→ REQUIREMENT:
Transcribe all of the material below word for word and leave out its pictures.

═══ DATA SUPPLIED

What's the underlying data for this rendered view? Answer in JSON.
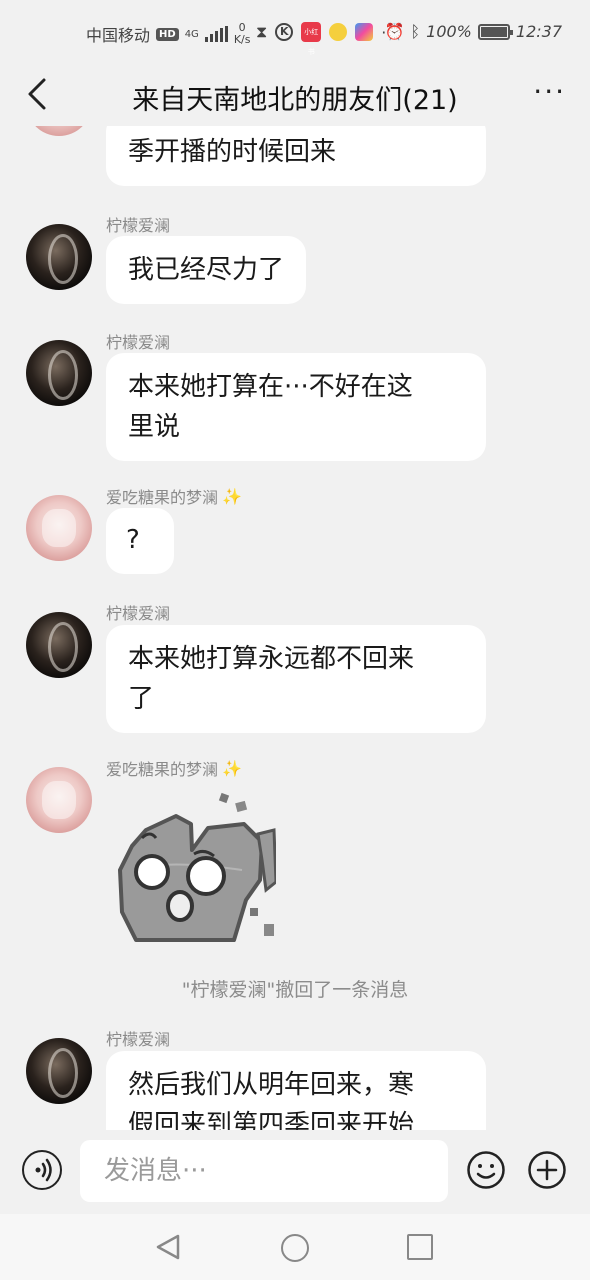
{
  "status_bar": {
    "carrier": "中国移动",
    "hd_badge": "HD",
    "network": "4G",
    "speed_value": "0",
    "speed_unit": "K/s",
    "battery_percent": "100%",
    "time": "12:37",
    "app_badge": "小红书"
  },
  "header": {
    "title": "来自天南地北的朋友们(21)",
    "more_label": "···"
  },
  "messages": [
    {
      "sender": "",
      "text": "季开播的时候回来"
    },
    {
      "sender": "柠檬爱澜",
      "text": "我已经尽力了"
    },
    {
      "sender": "柠檬爱澜",
      "text_line1": "本来她打算在···不好在这",
      "text_line2": "里说"
    },
    {
      "sender": "爱吃糖果的梦澜",
      "text": "?"
    },
    {
      "sender": "柠檬爱澜",
      "text_line1": "本来她打算永远都不回来",
      "text_line2": "了"
    },
    {
      "sender": "爱吃糖果的梦澜",
      "sticker": "cracked-rock-face-sticker"
    },
    {
      "system": "\"柠檬爱澜\"撤回了一条消息"
    },
    {
      "sender": "柠檬爱澜",
      "text_line1": "然后我们从明年回来，寒",
      "text_line2": "假回来到第四季回来开始"
    }
  ],
  "sparkle": "✨",
  "input": {
    "placeholder": "发消息···"
  },
  "icons": {
    "back": "chevron-left-icon",
    "more": "more-dots-icon",
    "voice": "voice-icon",
    "emoji": "emoji-icon",
    "plus": "plus-icon"
  }
}
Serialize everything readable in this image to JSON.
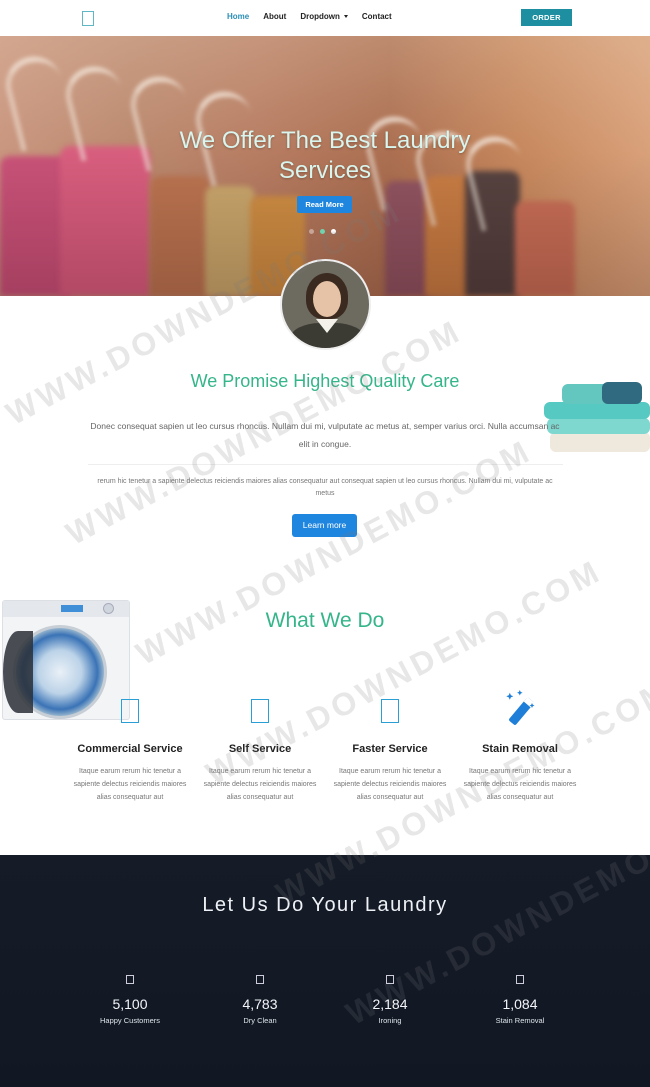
{
  "nav": {
    "links": [
      {
        "label": "Home",
        "active": true
      },
      {
        "label": "About",
        "active": false
      },
      {
        "label": "Dropdown",
        "active": false,
        "dropdown": true
      },
      {
        "label": "Contact",
        "active": false
      }
    ],
    "order_label": "ORDER"
  },
  "hero": {
    "title_line1": "We Offer The Best Laundry",
    "title_line2": "Services",
    "button_label": "Read More",
    "slides": 3,
    "active_slide": 3
  },
  "promise": {
    "title": "We Promise Highest Quality Care",
    "text": "Donec consequat sapien ut leo cursus rhoncus. Nullam dui mi, vulputate ac metus at, semper varius orci. Nulla accumsan ac elit in congue.",
    "subtext": "rerum hic tenetur a sapiente delectus reiciendis maiores alias consequatur aut consequat sapien ut leo cursus rhoncus. Nullam dui mi, vulputate ac metus",
    "button_label": "Learn more"
  },
  "services": {
    "title": "What We Do",
    "items": [
      {
        "name": "Commercial Service",
        "icon": "document-icon",
        "desc": "Itaque earum rerum hic tenetur a sapiente delectus reiciendis maiores alias consequatur aut"
      },
      {
        "name": "Self Service",
        "icon": "document-icon",
        "desc": "Itaque earum rerum hic tenetur a sapiente delectus reiciendis maiores alias consequatur aut"
      },
      {
        "name": "Faster Service",
        "icon": "document-icon",
        "desc": "Itaque earum rerum hic tenetur a sapiente delectus reiciendis maiores alias consequatur aut"
      },
      {
        "name": "Stain Removal",
        "icon": "magic-wand-icon",
        "desc": "Itaque earum rerum hic tenetur a sapiente delectus reiciendis maiores alias consequatur aut"
      }
    ]
  },
  "stats": {
    "title": "Let Us Do Your Laundry",
    "items": [
      {
        "value": "5,100",
        "label": "Happy Customers"
      },
      {
        "value": "4,783",
        "label": "Dry Clean"
      },
      {
        "value": "2,184",
        "label": "Ironing"
      },
      {
        "value": "1,084",
        "label": "Stain Removal"
      }
    ]
  },
  "watermark": "WWW.DOWNDEMO.COM",
  "colors": {
    "accent_green": "#35b58a",
    "primary_blue": "#1f86e0",
    "order_teal": "#1d8fa0",
    "nav_active": "#2b8fb5",
    "dark_bg": "#141a25"
  }
}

══════

→ COMPLETED TASK:
What's the underlying data for this rendered view? Answer in JSON.
{
  "status_bar": {
    "carrier": "中国移动",
    "hd_badge": "HD",
    "network": "4G",
    "speed_value": "0",
    "speed_unit": "K/s",
    "battery_percent": "100%",
    "time": "12:37",
    "app_badge": "小红书"
  },
  "header": {
    "title": "来自天南地北的朋友们(21)",
    "more_label": "···"
  },
  "messages": [
    {
      "sender": "",
      "text": "季开播的时候回来"
    },
    {
      "sender": "柠檬爱澜",
      "text": "我已经尽力了"
    },
    {
      "sender": "柠檬爱澜",
      "text_line1": "本来她打算在···不好在这",
      "text_line2": "里说"
    },
    {
      "sender": "爱吃糖果的梦澜",
      "text": "?"
    },
    {
      "sender": "柠檬爱澜",
      "text_line1": "本来她打算永远都不回来",
      "text_line2": "了"
    },
    {
      "sender": "爱吃糖果的梦澜",
      "sticker": "cracked-rock-face-sticker"
    },
    {
      "system": "\"柠檬爱澜\"撤回了一条消息"
    },
    {
      "sender": "柠檬爱澜",
      "text_line1": "然后我们从明年回来，寒",
      "text_line2": "假回来到第四季回来开始"
    }
  ],
  "sparkle": "✨",
  "input": {
    "placeholder": "发消息···"
  },
  "icons": {
    "back": "chevron-left-icon",
    "more": "more-dots-icon",
    "voice": "voice-icon",
    "emoji": "emoji-icon",
    "plus": "plus-icon"
  }
}
Serialize everything readable in this image to JSON.
{
  "nav": {
    "links": [
      {
        "label": "Home",
        "active": true
      },
      {
        "label": "About",
        "active": false
      },
      {
        "label": "Dropdown",
        "active": false,
        "dropdown": true
      },
      {
        "label": "Contact",
        "active": false
      }
    ],
    "order_label": "ORDER"
  },
  "hero": {
    "title_line1": "We Offer The Best Laundry",
    "title_line2": "Services",
    "button_label": "Read More",
    "slides": 3,
    "active_slide": 3
  },
  "promise": {
    "title": "We Promise Highest Quality Care",
    "text": "Donec consequat sapien ut leo cursus rhoncus. Nullam dui mi, vulputate ac metus at, semper varius orci. Nulla accumsan ac elit in congue.",
    "subtext": "rerum hic tenetur a sapiente delectus reiciendis maiores alias consequatur aut consequat sapien ut leo cursus rhoncus. Nullam dui mi, vulputate ac metus",
    "button_label": "Learn more"
  },
  "services": {
    "title": "What We Do",
    "items": [
      {
        "name": "Commercial Service",
        "icon": "document-icon",
        "desc": "Itaque earum rerum hic tenetur a sapiente delectus reiciendis maiores alias consequatur aut"
      },
      {
        "name": "Self Service",
        "icon": "document-icon",
        "desc": "Itaque earum rerum hic tenetur a sapiente delectus reiciendis maiores alias consequatur aut"
      },
      {
        "name": "Faster Service",
        "icon": "document-icon",
        "desc": "Itaque earum rerum hic tenetur a sapiente delectus reiciendis maiores alias consequatur aut"
      },
      {
        "name": "Stain Removal",
        "icon": "magic-wand-icon",
        "desc": "Itaque earum rerum hic tenetur a sapiente delectus reiciendis maiores alias consequatur aut"
      }
    ]
  },
  "stats": {
    "title": "Let Us Do Your Laundry",
    "items": [
      {
        "value": "5,100",
        "label": "Happy Customers"
      },
      {
        "value": "4,783",
        "label": "Dry Clean"
      },
      {
        "value": "2,184",
        "label": "Ironing"
      },
      {
        "value": "1,084",
        "label": "Stain Removal"
      }
    ]
  },
  "watermark": "WWW.DOWNDEMO.COM",
  "colors": {
    "accent_green": "#35b58a",
    "primary_blue": "#1f86e0",
    "order_teal": "#1d8fa0",
    "nav_active": "#2b8fb5",
    "dark_bg": "#141a25"
  }
}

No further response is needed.